*Short problem*:
The records below must be output exactly, without pictures.

*Records to process*:
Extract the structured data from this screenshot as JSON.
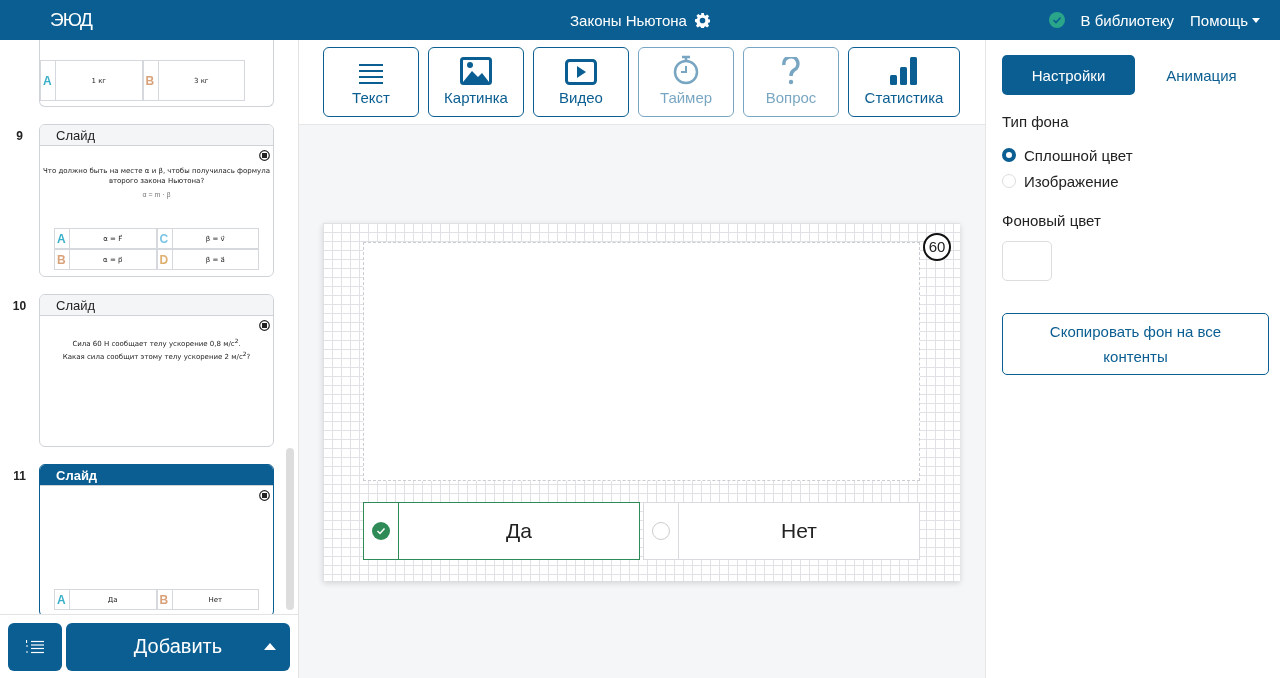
{
  "header": {
    "logo": "ЭЮД",
    "title": "Законы Ньютона",
    "library_link": "В библиотеку",
    "help_menu": "Помощь"
  },
  "slides": [
    {
      "selected": false,
      "answers": [
        {
          "letter": "A",
          "text": "1 кг",
          "color": "#3ab0c8"
        },
        {
          "letter": "B",
          "text": "3 кг",
          "color": "#d9a27a"
        }
      ]
    },
    {
      "number": "9",
      "title": "Слайд",
      "selected": false,
      "question": [
        "Что должно быть на месте α и β, чтобы получилась формула",
        "второго закона Ньютона?"
      ],
      "formula": "α = m · β",
      "answers": [
        {
          "letter": "A",
          "text": "α = F⃗",
          "color": "#3ab0c8"
        },
        {
          "letter": "C",
          "text": "β = v⃗",
          "color": "#7cc4e4"
        },
        {
          "letter": "B",
          "text": "α = p⃗",
          "color": "#d9a27a"
        },
        {
          "letter": "D",
          "text": "β = a⃗",
          "color": "#e0b070"
        }
      ]
    },
    {
      "number": "10",
      "title": "Слайд",
      "selected": false,
      "question": [
        "Сила 60 Н сообщает телу ускорение 0,8 м/с$^{2}$.",
        "Какая сила сообщит этому телу ускорение 2 м/с$^{2}$?"
      ]
    },
    {
      "number": "11",
      "title": "Слайд",
      "selected": true,
      "answers": [
        {
          "letter": "A",
          "text": "Да",
          "color": "#3ab0c8"
        },
        {
          "letter": "B",
          "text": "Нет",
          "color": "#d9a27a"
        }
      ]
    }
  ],
  "add_button": "Добавить",
  "tools": [
    {
      "label": "Текст",
      "disabled": false
    },
    {
      "label": "Картинка",
      "disabled": false
    },
    {
      "label": "Видео",
      "disabled": false
    },
    {
      "label": "Таймер",
      "disabled": true
    },
    {
      "label": "Вопрос",
      "disabled": true
    },
    {
      "label": "Статистика",
      "disabled": false
    }
  ],
  "canvas": {
    "timer": "60",
    "answers": [
      {
        "text": "Да",
        "correct": true
      },
      {
        "text": "Нет",
        "correct": false
      }
    ]
  },
  "settings": {
    "tabs": [
      {
        "label": "Настройки",
        "selected": true
      },
      {
        "label": "Анимация",
        "selected": false
      }
    ],
    "background_type_label": "Тип фона",
    "background_types": [
      {
        "label": "Сплошной цвет",
        "selected": true
      },
      {
        "label": "Изображение",
        "selected": false
      }
    ],
    "color_label": "Фоновый цвет",
    "copy_button": "Скопировать фон на все контенты"
  }
}
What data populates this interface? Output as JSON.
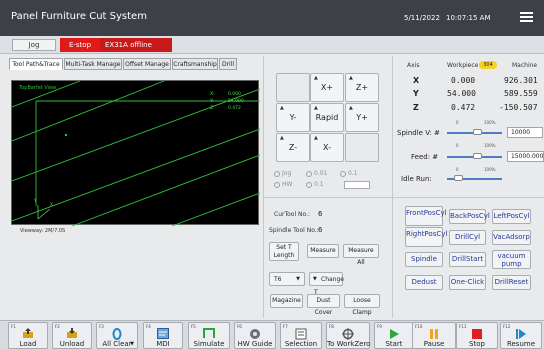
{
  "app": {
    "title": "Panel Furniture Cut System",
    "date": "5/11/2022",
    "time": "10:07:15 AM"
  },
  "status": {
    "jog": "Jog",
    "estop": "E-stop",
    "offline": "EX31A offline"
  },
  "tabs": [
    "Tool Path&Trace",
    "Multi-Task Manage",
    "Offset Manage",
    "Craftsmanship",
    "Drill"
  ],
  "view": {
    "label": "TopBarfet View",
    "readouts": [
      {
        "axis": "X:",
        "value": "0.000"
      },
      {
        "axis": "Y:",
        "value": "54.000"
      },
      {
        "axis": "Z:",
        "value": "0.472"
      }
    ],
    "caption": "Viewway: 2M/7.0S",
    "axis_x": "X",
    "axis_y": "Y",
    "colors": {
      "background": "#000000",
      "path": "#2fbf3a"
    }
  },
  "jog": {
    "x_plus": "X+",
    "z_plus": "Z+",
    "y_minus": "Y-",
    "rapid": "Rapid",
    "y_plus": "Y+",
    "z_minus": "Z-",
    "x_minus": "X-",
    "modes": [
      "Jog",
      "0.01",
      "0.1",
      "HW",
      "0.1"
    ]
  },
  "axes": {
    "headers": [
      "Axis",
      "Workpiece",
      "Machine"
    ],
    "badge": "304",
    "rows": [
      {
        "axis": "X",
        "workpiece": "0.000",
        "machine": "926.301"
      },
      {
        "axis": "Y",
        "workpiece": "54.000",
        "machine": "589.559"
      },
      {
        "axis": "Z",
        "workpiece": "0.472",
        "machine": "-150.507"
      }
    ]
  },
  "overrides": {
    "spindle": {
      "label": "Spindle V: #",
      "value": "10000",
      "tick_low": "0",
      "tick_high": "100%",
      "level": 0.55
    },
    "feed": {
      "label": "Feed: #",
      "value": "15000.000",
      "tick_low": "0",
      "tick_high": "100%",
      "level": 0.55
    },
    "idle": {
      "label": "Idle Run:",
      "tick_low": "0",
      "tick_high": "100%",
      "level": 0.2
    }
  },
  "tool": {
    "cur_label": "CurTool No.:",
    "cur_value": "6",
    "spindle_label": "Spindle Tool No.:",
    "spindle_value": "6",
    "set_length": "Set T Length",
    "measure": "Measure",
    "measure_all": "Measure All",
    "tool_select": "T6",
    "change": "Change T",
    "magazine": "Magazine",
    "dust_cover": "Dust Cover",
    "loose_clamp": "Loose Clamp"
  },
  "buttons": {
    "front_pos": "FrontPosCyl",
    "back_pos": "BackPosCyl",
    "left_pos": "LeftPosCyl",
    "right_pos": "RightPosCyl",
    "drill_cyl": "DrillCyl",
    "vac_adsorp": "VacAdsorp",
    "spindle": "Spindle",
    "drill_start": "DrillStart",
    "vacuum_pump": "vacuum pump",
    "dedust": "Dedust",
    "one_click": "One-Click",
    "drill_reset": "DrillReset"
  },
  "fkeys": [
    {
      "num": "F1",
      "label": "Load",
      "icon": "load-icon"
    },
    {
      "num": "F2",
      "label": "Unload",
      "icon": "unload-icon"
    },
    {
      "num": "F3",
      "label": "All Clear",
      "icon": "all-clear-icon"
    },
    {
      "num": "F4",
      "label": "MDI",
      "icon": "mdi-icon"
    },
    {
      "num": "F5",
      "label": "Simulate",
      "icon": "simulate-icon"
    },
    {
      "num": "F6",
      "label": "HW Guide",
      "icon": "hw-guide-icon"
    },
    {
      "num": "F7",
      "label": "Selection",
      "icon": "selection-icon"
    },
    {
      "num": "F8",
      "label": "To WorkZero",
      "icon": "to-workzero-icon"
    },
    {
      "num": "F9",
      "label": "Start",
      "icon": "start-icon"
    },
    {
      "num": "F10",
      "label": "Pause",
      "icon": "pause-icon"
    },
    {
      "num": "F11",
      "label": "Stop",
      "icon": "stop-icon"
    },
    {
      "num": "F12",
      "label": "Resume",
      "icon": "resume-icon"
    }
  ],
  "colors": {
    "titlebar": "#3d4047",
    "estop": "#e01919",
    "accent": "#4f7cc7",
    "badge": "#f5d325",
    "start": "#2aa63a",
    "pause": "#f0a51d",
    "stop": "#e02020"
  }
}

*Written solution*:
Extract the structured data from this screenshot as JSON.
{
  "header": {
    "logo": "ЭЮД",
    "title": "Законы Ньютона",
    "library_link": "В библиотеку",
    "help_menu": "Помощь"
  },
  "slides": [
    {
      "selected": false,
      "answers": [
        {
          "letter": "A",
          "text": "1 кг",
          "color": "#3ab0c8"
        },
        {
          "letter": "B",
          "text": "3 кг",
          "color": "#d9a27a"
        }
      ]
    },
    {
      "number": "9",
      "title": "Слайд",
      "selected": false,
      "question": [
        "Что должно быть на месте α и β, чтобы получилась формула",
        "второго закона Ньютона?"
      ],
      "formula": "α = m · β",
      "answers": [
        {
          "letter": "A",
          "text": "α = F⃗",
          "color": "#3ab0c8"
        },
        {
          "letter": "C",
          "text": "β = v⃗",
          "color": "#7cc4e4"
        },
        {
          "letter": "B",
          "text": "α = p⃗",
          "color": "#d9a27a"
        },
        {
          "letter": "D",
          "text": "β = a⃗",
          "color": "#e0b070"
        }
      ]
    },
    {
      "number": "10",
      "title": "Слайд",
      "selected": false,
      "question": [
        "Сила 60 Н сообщает телу ускорение 0,8 м/с$^{2}$.",
        "Какая сила сообщит этому телу ускорение 2 м/с$^{2}$?"
      ]
    },
    {
      "number": "11",
      "title": "Слайд",
      "selected": true,
      "answers": [
        {
          "letter": "A",
          "text": "Да",
          "color": "#3ab0c8"
        },
        {
          "letter": "B",
          "text": "Нет",
          "color": "#d9a27a"
        }
      ]
    }
  ],
  "add_button": "Добавить",
  "tools": [
    {
      "label": "Текст",
      "disabled": false
    },
    {
      "label": "Картинка",
      "disabled": false
    },
    {
      "label": "Видео",
      "disabled": false
    },
    {
      "label": "Таймер",
      "disabled": true
    },
    {
      "label": "Вопрос",
      "disabled": true
    },
    {
      "label": "Статистика",
      "disabled": false
    }
  ],
  "canvas": {
    "timer": "60",
    "answers": [
      {
        "text": "Да",
        "correct": true
      },
      {
        "text": "Нет",
        "correct": false
      }
    ]
  },
  "settings": {
    "tabs": [
      {
        "label": "Настройки",
        "selected": true
      },
      {
        "label": "Анимация",
        "selected": false
      }
    ],
    "background_type_label": "Тип фона",
    "background_types": [
      {
        "label": "Сплошной цвет",
        "selected": true
      },
      {
        "label": "Изображение",
        "selected": false
      }
    ],
    "color_label": "Фоновый цвет",
    "copy_button": "Скопировать фон на все контенты"
  }
}
What data populates this interface? Output as JSON.
{
  "app": {
    "title": "Panel Furniture Cut System",
    "date": "5/11/2022",
    "time": "10:07:15 AM"
  },
  "status": {
    "jog": "Jog",
    "estop": "E-stop",
    "offline": "EX31A offline"
  },
  "tabs": [
    "Tool Path&Trace",
    "Multi-Task Manage",
    "Offset Manage",
    "Craftsmanship",
    "Drill"
  ],
  "view": {
    "label": "TopBarfet View",
    "readouts": [
      {
        "axis": "X:",
        "value": "0.000"
      },
      {
        "axis": "Y:",
        "value": "54.000"
      },
      {
        "axis": "Z:",
        "value": "0.472"
      }
    ],
    "caption": "Viewway: 2M/7.0S",
    "axis_x": "X",
    "axis_y": "Y",
    "colors": {
      "background": "#000000",
      "path": "#2fbf3a"
    }
  },
  "jog": {
    "x_plus": "X+",
    "z_plus": "Z+",
    "y_minus": "Y-",
    "rapid": "Rapid",
    "y_plus": "Y+",
    "z_minus": "Z-",
    "x_minus": "X-",
    "modes": [
      "Jog",
      "0.01",
      "0.1",
      "HW",
      "0.1"
    ]
  },
  "axes": {
    "headers": [
      "Axis",
      "Workpiece",
      "Machine"
    ],
    "badge": "304",
    "rows": [
      {
        "axis": "X",
        "workpiece": "0.000",
        "machine": "926.301"
      },
      {
        "axis": "Y",
        "workpiece": "54.000",
        "machine": "589.559"
      },
      {
        "axis": "Z",
        "workpiece": "0.472",
        "machine": "-150.507"
      }
    ]
  },
  "overrides": {
    "spindle": {
      "label": "Spindle V: #",
      "value": "10000",
      "tick_low": "0",
      "tick_high": "100%",
      "level": 0.55
    },
    "feed": {
      "label": "Feed: #",
      "value": "15000.000",
      "tick_low": "0",
      "tick_high": "100%",
      "level": 0.55
    },
    "idle": {
      "label": "Idle Run:",
      "tick_low": "0",
      "tick_high": "100%",
      "level": 0.2
    }
  },
  "tool": {
    "cur_label": "CurTool No.:",
    "cur_value": "6",
    "spindle_label": "Spindle Tool No.:",
    "spindle_value": "6",
    "set_length": "Set T Length",
    "measure": "Measure",
    "measure_all": "Measure All",
    "tool_select": "T6",
    "change": "Change T",
    "magazine": "Magazine",
    "dust_cover": "Dust Cover",
    "loose_clamp": "Loose Clamp"
  },
  "buttons": {
    "front_pos": "FrontPosCyl",
    "back_pos": "BackPosCyl",
    "left_pos": "LeftPosCyl",
    "right_pos": "RightPosCyl",
    "drill_cyl": "DrillCyl",
    "vac_adsorp": "VacAdsorp",
    "spindle": "Spindle",
    "drill_start": "DrillStart",
    "vacuum_pump": "vacuum pump",
    "dedust": "Dedust",
    "one_click": "One-Click",
    "drill_reset": "DrillReset"
  },
  "fkeys": [
    {
      "num": "F1",
      "label": "Load",
      "icon": "load-icon"
    },
    {
      "num": "F2",
      "label": "Unload",
      "icon": "unload-icon"
    },
    {
      "num": "F3",
      "label": "All Clear",
      "icon": "all-clear-icon"
    },
    {
      "num": "F4",
      "label": "MDI",
      "icon": "mdi-icon"
    },
    {
      "num": "F5",
      "label": "Simulate",
      "icon": "simulate-icon"
    },
    {
      "num": "F6",
      "label": "HW Guide",
      "icon": "hw-guide-icon"
    },
    {
      "num": "F7",
      "label": "Selection",
      "icon": "selection-icon"
    },
    {
      "num": "F8",
      "label": "To WorkZero",
      "icon": "to-workzero-icon"
    },
    {
      "num": "F9",
      "label": "Start",
      "icon": "start-icon"
    },
    {
      "num": "F10",
      "label": "Pause",
      "icon": "pause-icon"
    },
    {
      "num": "F11",
      "label": "Stop",
      "icon": "stop-icon"
    },
    {
      "num": "F12",
      "label": "Resume",
      "icon": "resume-icon"
    }
  ],
  "colors": {
    "titlebar": "#3d4047",
    "estop": "#e01919",
    "accent": "#4f7cc7",
    "badge": "#f5d325",
    "start": "#2aa63a",
    "pause": "#f0a51d",
    "stop": "#e02020"
  }
}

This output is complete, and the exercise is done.